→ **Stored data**
* begin *

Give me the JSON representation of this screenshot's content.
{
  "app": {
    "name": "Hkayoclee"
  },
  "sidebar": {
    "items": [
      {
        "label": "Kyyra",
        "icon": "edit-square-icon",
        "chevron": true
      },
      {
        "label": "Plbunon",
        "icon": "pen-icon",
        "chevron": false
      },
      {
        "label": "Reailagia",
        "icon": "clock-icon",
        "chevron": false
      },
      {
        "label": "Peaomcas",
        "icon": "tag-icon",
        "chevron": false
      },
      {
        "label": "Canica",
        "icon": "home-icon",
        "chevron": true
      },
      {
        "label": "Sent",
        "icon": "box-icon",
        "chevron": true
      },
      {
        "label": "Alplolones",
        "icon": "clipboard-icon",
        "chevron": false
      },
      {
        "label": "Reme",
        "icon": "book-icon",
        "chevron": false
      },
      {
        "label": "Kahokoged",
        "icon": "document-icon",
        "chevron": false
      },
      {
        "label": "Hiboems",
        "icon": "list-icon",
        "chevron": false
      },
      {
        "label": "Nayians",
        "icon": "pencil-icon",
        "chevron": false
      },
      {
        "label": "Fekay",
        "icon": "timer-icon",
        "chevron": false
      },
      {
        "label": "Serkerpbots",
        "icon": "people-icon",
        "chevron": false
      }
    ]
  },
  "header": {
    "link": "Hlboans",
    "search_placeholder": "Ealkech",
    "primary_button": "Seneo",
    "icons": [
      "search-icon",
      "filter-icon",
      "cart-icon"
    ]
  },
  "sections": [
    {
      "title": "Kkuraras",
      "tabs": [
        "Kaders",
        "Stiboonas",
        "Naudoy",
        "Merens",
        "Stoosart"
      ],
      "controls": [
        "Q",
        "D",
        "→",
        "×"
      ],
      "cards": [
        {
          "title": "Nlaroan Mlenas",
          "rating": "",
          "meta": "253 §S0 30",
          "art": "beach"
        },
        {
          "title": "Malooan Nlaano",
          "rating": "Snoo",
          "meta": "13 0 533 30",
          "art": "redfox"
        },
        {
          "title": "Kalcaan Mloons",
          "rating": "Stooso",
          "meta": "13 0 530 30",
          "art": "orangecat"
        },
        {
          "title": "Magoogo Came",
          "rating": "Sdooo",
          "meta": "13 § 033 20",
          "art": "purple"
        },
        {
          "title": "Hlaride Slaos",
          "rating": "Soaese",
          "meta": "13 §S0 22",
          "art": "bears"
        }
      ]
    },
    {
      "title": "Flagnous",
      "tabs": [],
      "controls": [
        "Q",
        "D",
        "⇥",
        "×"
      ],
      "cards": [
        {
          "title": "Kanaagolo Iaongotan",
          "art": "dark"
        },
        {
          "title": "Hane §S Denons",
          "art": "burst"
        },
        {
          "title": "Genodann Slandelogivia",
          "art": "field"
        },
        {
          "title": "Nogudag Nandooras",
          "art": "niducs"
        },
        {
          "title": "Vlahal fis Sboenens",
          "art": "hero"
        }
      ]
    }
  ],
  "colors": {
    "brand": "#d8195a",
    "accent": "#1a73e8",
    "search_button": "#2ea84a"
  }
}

* end *

→ **PROBLEM DETAILS**
Go through the data and return every record exactly.

→ **FINISHED TASK**
Give me the JSON representation of this screenshot's content.
{
  "app": {
    "name": "Hkayoclee"
  },
  "sidebar": {
    "items": [
      {
        "label": "Kyyra",
        "icon": "edit-square-icon",
        "chevron": true
      },
      {
        "label": "Plbunon",
        "icon": "pen-icon",
        "chevron": false
      },
      {
        "label": "Reailagia",
        "icon": "clock-icon",
        "chevron": false
      },
      {
        "label": "Peaomcas",
        "icon": "tag-icon",
        "chevron": false
      },
      {
        "label": "Canica",
        "icon": "home-icon",
        "chevron": true
      },
      {
        "label": "Sent",
        "icon": "box-icon",
        "chevron": true
      },
      {
        "label": "Alplolones",
        "icon": "clipboard-icon",
        "chevron": false
      },
      {
        "label": "Reme",
        "icon": "book-icon",
        "chevron": false
      },
      {
        "label": "Kahokoged",
        "icon": "document-icon",
        "chevron": false
      },
      {
        "label": "Hiboems",
        "icon": "list-icon",
        "chevron": false
      },
      {
        "label": "Nayians",
        "icon": "pencil-icon",
        "chevron": false
      },
      {
        "label": "Fekay",
        "icon": "timer-icon",
        "chevron": false
      },
      {
        "label": "Serkerpbots",
        "icon": "people-icon",
        "chevron": false
      }
    ]
  },
  "header": {
    "link": "Hlboans",
    "search_placeholder": "Ealkech",
    "primary_button": "Seneo",
    "icons": [
      "search-icon",
      "filter-icon",
      "cart-icon"
    ]
  },
  "sections": [
    {
      "title": "Kkuraras",
      "tabs": [
        "Kaders",
        "Stiboonas",
        "Naudoy",
        "Merens",
        "Stoosart"
      ],
      "controls": [
        "Q",
        "D",
        "→",
        "×"
      ],
      "cards": [
        {
          "title": "Nlaroan Mlenas",
          "rating": "",
          "meta": "253 §S0 30",
          "art": "beach"
        },
        {
          "title": "Malooan Nlaano",
          "rating": "Snoo",
          "meta": "13 0 533 30",
          "art": "redfox"
        },
        {
          "title": "Kalcaan Mloons",
          "rating": "Stooso",
          "meta": "13 0 530 30",
          "art": "orangecat"
        },
        {
          "title": "Magoogo Came",
          "rating": "Sdooo",
          "meta": "13 § 033 20",
          "art": "purple"
        },
        {
          "title": "Hlaride Slaos",
          "rating": "Soaese",
          "meta": "13 §S0 22",
          "art": "bears"
        }
      ]
    },
    {
      "title": "Flagnous",
      "tabs": [],
      "controls": [
        "Q",
        "D",
        "⇥",
        "×"
      ],
      "cards": [
        {
          "title": "Kanaagolo Iaongotan",
          "art": "dark"
        },
        {
          "title": "Hane §S Denons",
          "art": "burst"
        },
        {
          "title": "Genodann Slandelogivia",
          "art": "field"
        },
        {
          "title": "Nogudag Nandooras",
          "art": "niducs"
        },
        {
          "title": "Vlahal fis Sboenens",
          "art": "hero"
        }
      ]
    }
  ],
  "colors": {
    "brand": "#d8195a",
    "accent": "#1a73e8",
    "search_button": "#2ea84a"
  }
}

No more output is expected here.